** Begin Raw records **
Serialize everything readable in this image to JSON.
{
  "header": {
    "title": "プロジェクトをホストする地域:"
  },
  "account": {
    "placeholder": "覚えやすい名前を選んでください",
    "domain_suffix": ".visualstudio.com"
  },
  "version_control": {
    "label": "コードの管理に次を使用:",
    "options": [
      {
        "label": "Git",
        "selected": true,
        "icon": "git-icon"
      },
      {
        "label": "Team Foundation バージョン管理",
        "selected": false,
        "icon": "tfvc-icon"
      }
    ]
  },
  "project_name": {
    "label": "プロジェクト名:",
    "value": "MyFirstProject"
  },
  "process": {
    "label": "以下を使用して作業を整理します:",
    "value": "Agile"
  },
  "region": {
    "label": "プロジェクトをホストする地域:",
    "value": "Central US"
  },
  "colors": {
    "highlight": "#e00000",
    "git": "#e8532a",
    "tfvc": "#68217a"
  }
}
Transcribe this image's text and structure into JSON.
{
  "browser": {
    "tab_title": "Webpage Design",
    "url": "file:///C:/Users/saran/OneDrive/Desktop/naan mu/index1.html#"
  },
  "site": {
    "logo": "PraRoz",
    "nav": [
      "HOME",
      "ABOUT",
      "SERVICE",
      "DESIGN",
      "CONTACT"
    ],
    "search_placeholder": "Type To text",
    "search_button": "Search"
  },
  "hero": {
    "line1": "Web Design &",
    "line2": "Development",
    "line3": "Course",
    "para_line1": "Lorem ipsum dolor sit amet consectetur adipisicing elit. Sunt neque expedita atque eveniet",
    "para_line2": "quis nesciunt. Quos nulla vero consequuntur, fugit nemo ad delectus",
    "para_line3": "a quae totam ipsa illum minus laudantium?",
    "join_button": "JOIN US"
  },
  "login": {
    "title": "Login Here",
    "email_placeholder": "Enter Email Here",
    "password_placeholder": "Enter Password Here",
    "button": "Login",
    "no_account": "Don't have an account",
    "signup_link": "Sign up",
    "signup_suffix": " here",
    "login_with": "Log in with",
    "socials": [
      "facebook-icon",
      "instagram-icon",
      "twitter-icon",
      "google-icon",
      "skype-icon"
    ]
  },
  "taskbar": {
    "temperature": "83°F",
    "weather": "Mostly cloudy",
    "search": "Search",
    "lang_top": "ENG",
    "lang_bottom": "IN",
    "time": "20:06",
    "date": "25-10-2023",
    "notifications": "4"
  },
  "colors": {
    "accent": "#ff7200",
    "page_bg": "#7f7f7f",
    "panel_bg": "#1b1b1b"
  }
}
** End Raw records **
→ Your objective
From the first line to the last, please quote the material above exactly.

→ Task result
Serialize everything readable in this image to JSON.
{
  "header": {
    "title": "プロジェクトをホストする地域:"
  },
  "account": {
    "placeholder": "覚えやすい名前を選んでください",
    "domain_suffix": ".visualstudio.com"
  },
  "version_control": {
    "label": "コードの管理に次を使用:",
    "options": [
      {
        "label": "Git",
        "selected": true,
        "icon": "git-icon"
      },
      {
        "label": "Team Foundation バージョン管理",
        "selected": false,
        "icon": "tfvc-icon"
      }
    ]
  },
  "project_name": {
    "label": "プロジェクト名:",
    "value": "MyFirstProject"
  },
  "process": {
    "label": "以下を使用して作業を整理します:",
    "value": "Agile"
  },
  "region": {
    "label": "プロジェクトをホストする地域:",
    "value": "Central US"
  },
  "colors": {
    "highlight": "#e00000",
    "git": "#e8532a",
    "tfvc": "#68217a"
  }
}
Transcribe this image's text and structure into JSON.
{
  "browser": {
    "tab_title": "Webpage Design",
    "url": "file:///C:/Users/saran/OneDrive/Desktop/naan mu/index1.html#"
  },
  "site": {
    "logo": "PraRoz",
    "nav": [
      "HOME",
      "ABOUT",
      "SERVICE",
      "DESIGN",
      "CONTACT"
    ],
    "search_placeholder": "Type To text",
    "search_button": "Search"
  },
  "hero": {
    "line1": "Web Design &",
    "line2": "Development",
    "line3": "Course",
    "para_line1": "Lorem ipsum dolor sit amet consectetur adipisicing elit. Sunt neque expedita atque eveniet",
    "para_line2": "quis nesciunt. Quos nulla vero consequuntur, fugit nemo ad delectus",
    "para_line3": "a quae totam ipsa illum minus laudantium?",
    "join_button": "JOIN US"
  },
  "login": {
    "title": "Login Here",
    "email_placeholder": "Enter Email Here",
    "password_placeholder": "Enter Password Here",
    "button": "Login",
    "no_account": "Don't have an account",
    "signup_link": "Sign up",
    "signup_suffix": " here",
    "login_with": "Log in with",
    "socials": [
      "facebook-icon",
      "instagram-icon",
      "twitter-icon",
      "google-icon",
      "skype-icon"
    ]
  },
  "taskbar": {
    "temperature": "83°F",
    "weather": "Mostly cloudy",
    "search": "Search",
    "lang_top": "ENG",
    "lang_bottom": "IN",
    "time": "20:06",
    "date": "25-10-2023",
    "notifications": "4"
  },
  "colors": {
    "accent": "#ff7200",
    "page_bg": "#7f7f7f",
    "panel_bg": "#1b1b1b"
  }
}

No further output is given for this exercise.